▶ **ЧТО ТРЕБУЕТСЯ**
Перепечатайте без изменений часть отрывка о знакомстве с Аполлоном Григорьевым, начиная со слов «Пока мы с Аполлоном» и заканчивая словами «в 300 рублей.».

▶ **ТЕКСТ ДЛЯ ЧТЕНИЯ**
Писано сие конечно не для возбуждения жалости к моей особе ненужного человека, а для показания, что особа сия всегда, – как в те дни, когда верные 50 рублей Краевского за лист меняла на неверные 15 рублей за лист «Москвитянина», – пребывала фанатически преданною своим самодурным убеждениям.
До самого экзамена я продолжал брать уроки истории по тетрадкам Беляева «хромбеса», который постоянно говорил мне о приготовляемом им в университет изумительном ученике Аполлоне Григорьеве. «Какая память, какое прилежание! – говорил он, – не могу нахвалиться. Если, бог даст, поступите оба в университет, сведу вас непременно)). <…>
Познакомившись в университете, по совету Ив. Дм. Беляева, с одутловатым, сероглазым и светло-русым Григорьевым, я однажды решился поехать к нему в дом, прося его представить меня своим родителям.
Дом Григорьевых с постоянно запертыми воротами и калиткою на задвижке находился за Москвой рекой, на Малой Полянке, в нескольких десятках саженей от церкви Спаса в Наливках. Приняв меня как нельзя более радушно, отец и мать Григорьева просили бывать у них по воскресеньям. А так как я в это время ездил к ним на парном извозчике, то уже в следующее воскресенье старики буквально доверили мне свозить их Полонушку в цирк. До той поры они его ни с кем и ни под каким предлогом не отпускали из дому. Оказалось, что Аполлон Григорьев, невзирая на примерное рвение к наукам, успел, подобно мне, заразиться страстью к стихотворству, и мы в каждое свидание передавали друг другу вновь написанное стихотворение.
Свои я записывал в отдельную желтую тетрадку, и их набралось уже до трех десятков. Вероятно, заметив наше взаимное влечение, Григорьевы стали поговаривать, как бы было хорошо, если бы, отойдя к Новому году от Погодина, я упросил отца поместить меня в их дом вместе с Аполлоном, причем они согласились бы на самое умеренное вознаграждение.
У Григорьевых взаимное впечатление отцов наших оказалось самым благоприятным. Старик Григорьев сумел придать себе степенный и значительный тон, упоминая имена своих значительных товарищей по дворянскому пансиону. Что же касается до моего отца, то напускать на себя серьезность и сдержанность ему никакой надобности не предстояло.
Мать Григорьева, Татьяна Андреевна, скелетоподобная старушка, поневоле показалась отцу солидною и сдержанной, так как при незнакомых она воздерживалась от всякого рода суждений. Мой товарищ Аполлон не мог в то время кому бы то ни было не понравиться. Это был образец скромности и сдержанности. Конечно, родители не преминули блеснуть его действительно прекрасной игрой на рояли.
Пока мы с Аполлоном ходили осматривать антресоли, где нам предстояло поместиться, родители переговорили об условиях моего помещения на полном со стороны Григорьевых содержании. Ввиду зимних и продолжительных летних вакаций, годовая плата была установлена в 300 рублей.

(Данные разбора макета страницы)
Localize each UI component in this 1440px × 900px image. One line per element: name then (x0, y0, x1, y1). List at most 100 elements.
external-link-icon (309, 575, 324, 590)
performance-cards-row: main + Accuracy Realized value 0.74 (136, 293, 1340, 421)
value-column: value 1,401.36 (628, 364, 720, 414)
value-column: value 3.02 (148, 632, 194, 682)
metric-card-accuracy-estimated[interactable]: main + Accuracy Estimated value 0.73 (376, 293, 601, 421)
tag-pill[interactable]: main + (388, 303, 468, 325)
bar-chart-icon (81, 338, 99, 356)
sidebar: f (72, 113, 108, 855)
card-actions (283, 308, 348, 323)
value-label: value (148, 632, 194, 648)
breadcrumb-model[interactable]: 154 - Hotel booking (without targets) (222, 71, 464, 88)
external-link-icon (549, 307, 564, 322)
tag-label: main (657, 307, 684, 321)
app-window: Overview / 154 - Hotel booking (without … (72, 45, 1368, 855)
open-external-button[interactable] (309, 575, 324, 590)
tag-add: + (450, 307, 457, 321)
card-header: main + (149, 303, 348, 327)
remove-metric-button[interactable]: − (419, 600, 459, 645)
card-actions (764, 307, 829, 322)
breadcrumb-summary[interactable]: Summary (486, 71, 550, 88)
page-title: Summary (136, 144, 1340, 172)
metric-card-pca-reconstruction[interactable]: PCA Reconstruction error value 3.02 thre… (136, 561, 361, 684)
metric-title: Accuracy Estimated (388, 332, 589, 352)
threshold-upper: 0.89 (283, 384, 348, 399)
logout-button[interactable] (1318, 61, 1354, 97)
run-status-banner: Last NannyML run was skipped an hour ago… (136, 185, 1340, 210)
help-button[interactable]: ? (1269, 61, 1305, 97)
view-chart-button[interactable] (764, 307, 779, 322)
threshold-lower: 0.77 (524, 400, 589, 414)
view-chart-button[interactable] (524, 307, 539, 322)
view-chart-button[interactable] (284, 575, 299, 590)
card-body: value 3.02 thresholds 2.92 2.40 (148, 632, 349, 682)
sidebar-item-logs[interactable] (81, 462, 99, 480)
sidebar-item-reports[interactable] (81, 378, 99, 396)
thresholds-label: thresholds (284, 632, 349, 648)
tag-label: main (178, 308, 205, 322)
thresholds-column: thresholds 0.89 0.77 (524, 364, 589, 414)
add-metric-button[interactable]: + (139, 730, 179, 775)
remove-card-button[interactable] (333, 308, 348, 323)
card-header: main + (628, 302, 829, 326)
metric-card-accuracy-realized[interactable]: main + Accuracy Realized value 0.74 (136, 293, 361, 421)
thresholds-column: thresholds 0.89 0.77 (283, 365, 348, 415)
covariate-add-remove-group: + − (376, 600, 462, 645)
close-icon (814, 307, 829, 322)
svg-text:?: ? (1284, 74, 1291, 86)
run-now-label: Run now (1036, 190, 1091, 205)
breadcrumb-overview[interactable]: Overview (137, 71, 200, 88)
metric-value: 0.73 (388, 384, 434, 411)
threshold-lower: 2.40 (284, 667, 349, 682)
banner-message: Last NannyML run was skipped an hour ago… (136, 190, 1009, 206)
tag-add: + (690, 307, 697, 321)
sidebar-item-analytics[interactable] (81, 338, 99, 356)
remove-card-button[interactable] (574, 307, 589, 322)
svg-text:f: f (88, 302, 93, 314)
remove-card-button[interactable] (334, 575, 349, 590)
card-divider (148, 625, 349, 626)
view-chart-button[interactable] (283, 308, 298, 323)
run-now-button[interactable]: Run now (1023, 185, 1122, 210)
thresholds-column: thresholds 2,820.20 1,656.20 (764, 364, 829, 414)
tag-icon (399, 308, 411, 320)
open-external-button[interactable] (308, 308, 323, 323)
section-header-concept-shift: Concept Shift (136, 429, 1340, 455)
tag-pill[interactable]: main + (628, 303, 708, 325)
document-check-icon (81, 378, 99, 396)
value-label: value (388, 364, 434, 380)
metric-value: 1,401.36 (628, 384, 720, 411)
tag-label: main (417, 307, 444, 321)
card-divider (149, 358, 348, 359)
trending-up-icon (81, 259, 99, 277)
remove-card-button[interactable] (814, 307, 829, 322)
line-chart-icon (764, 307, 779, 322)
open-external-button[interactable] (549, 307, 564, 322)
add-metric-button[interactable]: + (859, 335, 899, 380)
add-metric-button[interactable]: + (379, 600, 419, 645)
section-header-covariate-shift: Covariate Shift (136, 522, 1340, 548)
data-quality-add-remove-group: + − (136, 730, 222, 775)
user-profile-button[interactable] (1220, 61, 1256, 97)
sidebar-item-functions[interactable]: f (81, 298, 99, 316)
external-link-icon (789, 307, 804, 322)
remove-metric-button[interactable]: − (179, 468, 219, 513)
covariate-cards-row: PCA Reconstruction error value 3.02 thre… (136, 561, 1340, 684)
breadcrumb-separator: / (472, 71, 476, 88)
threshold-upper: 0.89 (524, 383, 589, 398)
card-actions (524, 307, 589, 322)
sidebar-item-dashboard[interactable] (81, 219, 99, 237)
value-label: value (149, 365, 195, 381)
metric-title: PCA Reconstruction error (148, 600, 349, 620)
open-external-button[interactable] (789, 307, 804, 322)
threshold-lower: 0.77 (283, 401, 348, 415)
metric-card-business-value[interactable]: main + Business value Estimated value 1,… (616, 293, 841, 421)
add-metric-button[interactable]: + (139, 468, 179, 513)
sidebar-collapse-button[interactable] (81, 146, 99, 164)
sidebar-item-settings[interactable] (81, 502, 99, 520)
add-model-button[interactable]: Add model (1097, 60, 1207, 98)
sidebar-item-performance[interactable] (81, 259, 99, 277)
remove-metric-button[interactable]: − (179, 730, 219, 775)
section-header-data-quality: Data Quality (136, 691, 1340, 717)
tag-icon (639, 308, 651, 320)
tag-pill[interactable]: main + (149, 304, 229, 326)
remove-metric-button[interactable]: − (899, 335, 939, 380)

▶ **РЕШЕНИЕ ЗАДАЧИ**
Пока мы с Аполлоном ходили осматривать антресоли, где нам предстояло поместиться, родители переговорили об условиях моего помещения на полном со стороны Григорьевых содержании. Ввиду зимних и продолжительных летних вакаций, годовая плата была установлена в 300 рублей.